* **Stated task**: For each line in the data below that holds "Language", return a copy.

— START Excerpted records —

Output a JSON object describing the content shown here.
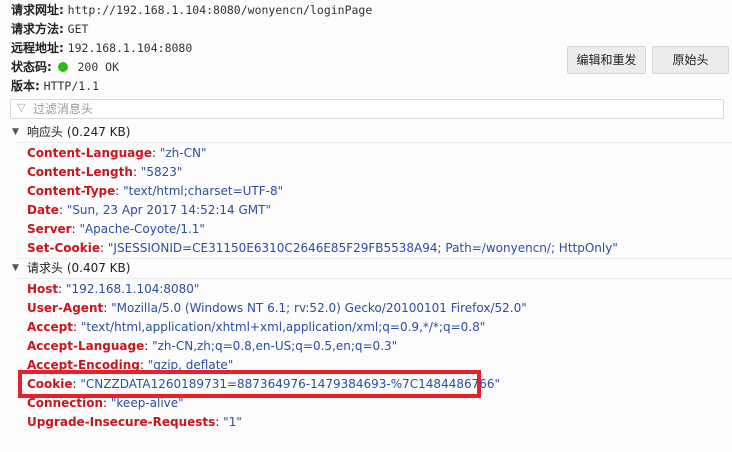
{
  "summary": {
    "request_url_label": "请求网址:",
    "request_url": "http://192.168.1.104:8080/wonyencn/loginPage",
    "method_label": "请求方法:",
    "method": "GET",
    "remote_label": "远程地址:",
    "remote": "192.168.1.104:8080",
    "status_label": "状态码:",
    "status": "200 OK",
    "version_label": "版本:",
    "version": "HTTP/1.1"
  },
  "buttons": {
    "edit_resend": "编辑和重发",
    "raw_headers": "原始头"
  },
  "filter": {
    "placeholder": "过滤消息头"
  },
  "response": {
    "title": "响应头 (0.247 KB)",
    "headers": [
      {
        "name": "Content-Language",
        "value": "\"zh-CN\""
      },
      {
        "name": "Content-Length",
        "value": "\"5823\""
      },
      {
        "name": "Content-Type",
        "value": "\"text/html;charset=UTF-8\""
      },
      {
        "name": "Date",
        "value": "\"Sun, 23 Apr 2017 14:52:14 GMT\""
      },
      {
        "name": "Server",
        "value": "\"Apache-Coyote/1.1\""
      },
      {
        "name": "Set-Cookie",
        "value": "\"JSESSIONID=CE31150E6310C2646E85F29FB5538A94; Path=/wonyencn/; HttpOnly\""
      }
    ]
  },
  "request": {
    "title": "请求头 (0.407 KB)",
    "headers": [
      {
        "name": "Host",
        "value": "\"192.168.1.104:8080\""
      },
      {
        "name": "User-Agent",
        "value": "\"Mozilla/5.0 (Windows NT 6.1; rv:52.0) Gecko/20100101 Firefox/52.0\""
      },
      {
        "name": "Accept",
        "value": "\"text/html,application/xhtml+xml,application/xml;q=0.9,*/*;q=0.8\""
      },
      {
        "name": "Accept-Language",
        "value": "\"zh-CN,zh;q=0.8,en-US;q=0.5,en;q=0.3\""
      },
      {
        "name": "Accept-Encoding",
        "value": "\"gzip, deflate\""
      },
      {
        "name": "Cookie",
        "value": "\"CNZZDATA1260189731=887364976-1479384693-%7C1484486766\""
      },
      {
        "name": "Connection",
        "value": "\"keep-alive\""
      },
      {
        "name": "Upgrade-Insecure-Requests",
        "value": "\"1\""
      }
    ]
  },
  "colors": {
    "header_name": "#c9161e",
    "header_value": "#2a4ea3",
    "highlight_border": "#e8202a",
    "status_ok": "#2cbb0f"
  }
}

— END Excerpted records —
— START Excerpted records —

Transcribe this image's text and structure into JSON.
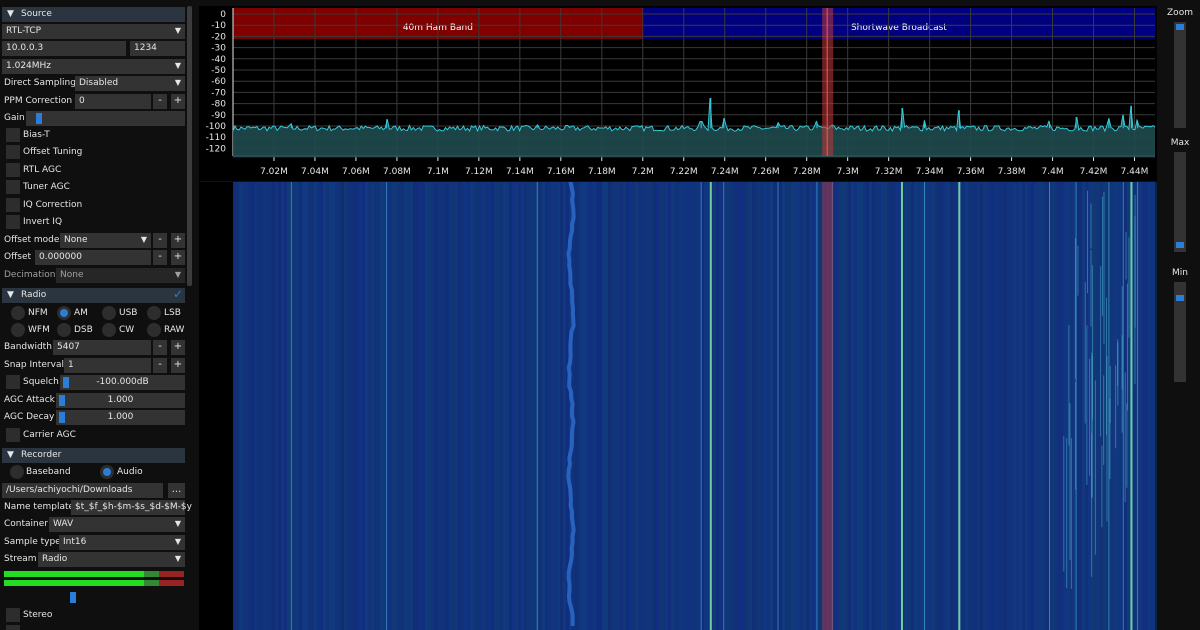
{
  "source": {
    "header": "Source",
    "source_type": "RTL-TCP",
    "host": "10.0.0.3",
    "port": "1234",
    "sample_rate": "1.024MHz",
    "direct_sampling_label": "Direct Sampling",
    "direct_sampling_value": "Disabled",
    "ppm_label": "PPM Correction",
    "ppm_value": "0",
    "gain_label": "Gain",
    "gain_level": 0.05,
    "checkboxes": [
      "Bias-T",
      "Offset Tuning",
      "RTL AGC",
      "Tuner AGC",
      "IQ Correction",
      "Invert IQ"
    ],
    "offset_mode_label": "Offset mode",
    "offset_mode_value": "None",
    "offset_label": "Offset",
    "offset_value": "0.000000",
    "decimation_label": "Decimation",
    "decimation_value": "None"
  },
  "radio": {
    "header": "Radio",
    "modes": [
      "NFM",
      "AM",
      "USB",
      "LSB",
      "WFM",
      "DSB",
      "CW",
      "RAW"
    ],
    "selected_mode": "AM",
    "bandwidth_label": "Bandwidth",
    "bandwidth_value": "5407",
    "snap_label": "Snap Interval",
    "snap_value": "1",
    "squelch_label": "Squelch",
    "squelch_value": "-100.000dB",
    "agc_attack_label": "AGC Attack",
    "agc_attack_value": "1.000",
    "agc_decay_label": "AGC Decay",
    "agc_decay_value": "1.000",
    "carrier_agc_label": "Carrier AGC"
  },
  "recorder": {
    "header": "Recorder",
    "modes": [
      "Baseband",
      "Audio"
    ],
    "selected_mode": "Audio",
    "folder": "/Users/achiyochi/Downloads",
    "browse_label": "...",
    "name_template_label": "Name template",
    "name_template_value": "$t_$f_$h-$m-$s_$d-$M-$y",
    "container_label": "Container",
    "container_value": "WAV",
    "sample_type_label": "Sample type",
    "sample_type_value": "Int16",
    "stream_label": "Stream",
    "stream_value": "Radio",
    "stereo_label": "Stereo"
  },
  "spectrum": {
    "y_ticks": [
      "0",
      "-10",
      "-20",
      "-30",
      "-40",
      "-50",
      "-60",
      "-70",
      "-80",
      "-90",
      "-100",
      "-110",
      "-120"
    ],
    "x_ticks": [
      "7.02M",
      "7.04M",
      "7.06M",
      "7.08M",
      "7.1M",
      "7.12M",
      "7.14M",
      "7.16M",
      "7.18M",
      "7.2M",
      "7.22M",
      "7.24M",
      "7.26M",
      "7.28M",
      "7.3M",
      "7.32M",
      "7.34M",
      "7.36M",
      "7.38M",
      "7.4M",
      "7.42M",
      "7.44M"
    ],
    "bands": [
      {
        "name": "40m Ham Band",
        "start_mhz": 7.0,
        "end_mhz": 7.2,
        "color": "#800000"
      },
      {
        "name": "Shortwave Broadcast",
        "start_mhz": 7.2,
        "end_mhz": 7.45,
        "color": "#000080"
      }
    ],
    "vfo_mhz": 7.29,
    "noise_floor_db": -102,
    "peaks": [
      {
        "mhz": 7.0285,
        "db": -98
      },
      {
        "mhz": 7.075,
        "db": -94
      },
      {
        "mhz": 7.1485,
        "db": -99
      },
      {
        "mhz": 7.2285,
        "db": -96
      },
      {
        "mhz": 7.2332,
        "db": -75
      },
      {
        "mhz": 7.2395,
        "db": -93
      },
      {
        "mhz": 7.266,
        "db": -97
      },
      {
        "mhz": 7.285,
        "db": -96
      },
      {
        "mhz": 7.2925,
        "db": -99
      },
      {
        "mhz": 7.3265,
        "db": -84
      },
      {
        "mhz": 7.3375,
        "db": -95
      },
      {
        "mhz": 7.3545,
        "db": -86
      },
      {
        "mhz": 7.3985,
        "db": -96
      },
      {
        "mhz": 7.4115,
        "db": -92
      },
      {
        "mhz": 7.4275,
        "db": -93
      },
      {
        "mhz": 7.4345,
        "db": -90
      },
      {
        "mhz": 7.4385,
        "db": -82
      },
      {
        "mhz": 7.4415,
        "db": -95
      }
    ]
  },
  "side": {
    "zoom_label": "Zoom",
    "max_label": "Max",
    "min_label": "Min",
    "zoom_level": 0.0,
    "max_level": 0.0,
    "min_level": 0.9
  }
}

— END Excerpted records —

* **Exercise solution**:
        "name": "Content-Language",
        "name": "Accept-Language",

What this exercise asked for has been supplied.